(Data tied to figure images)
%%

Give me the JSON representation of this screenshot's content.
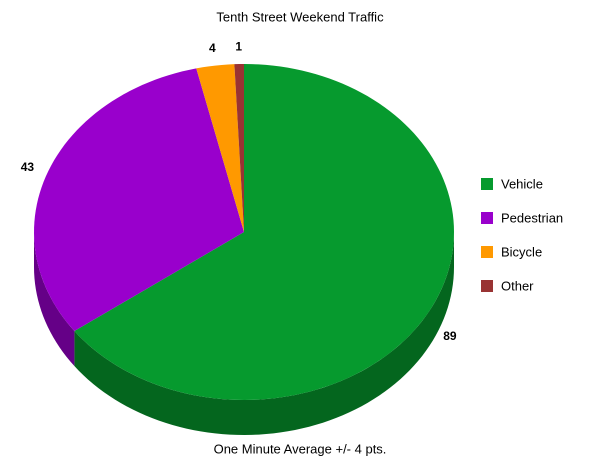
{
  "chart_data": {
    "type": "pie",
    "title": "Tenth Street Weekend Traffic",
    "subtitle": "One Minute Average +/- 4 pts.",
    "categories": [
      "Vehicle",
      "Pedestrian",
      "Bicycle",
      "Other"
    ],
    "values": [
      89,
      43,
      4,
      1
    ],
    "colors": [
      "#069a2e",
      "#9900cc",
      "#ff9900",
      "#993333"
    ],
    "legend": "right"
  }
}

%%

— What this task involves —
Print every entry exactly as written, without the pictures.

— Result —
Give me the JSON representation of this screenshot's content.
{
  "chart_data": {
    "type": "pie",
    "title": "Tenth Street Weekend Traffic",
    "subtitle": "One Minute Average +/- 4 pts.",
    "categories": [
      "Vehicle",
      "Pedestrian",
      "Bicycle",
      "Other"
    ],
    "values": [
      89,
      43,
      4,
      1
    ],
    "colors": [
      "#069a2e",
      "#9900cc",
      "#ff9900",
      "#993333"
    ],
    "legend": "right"
  }
}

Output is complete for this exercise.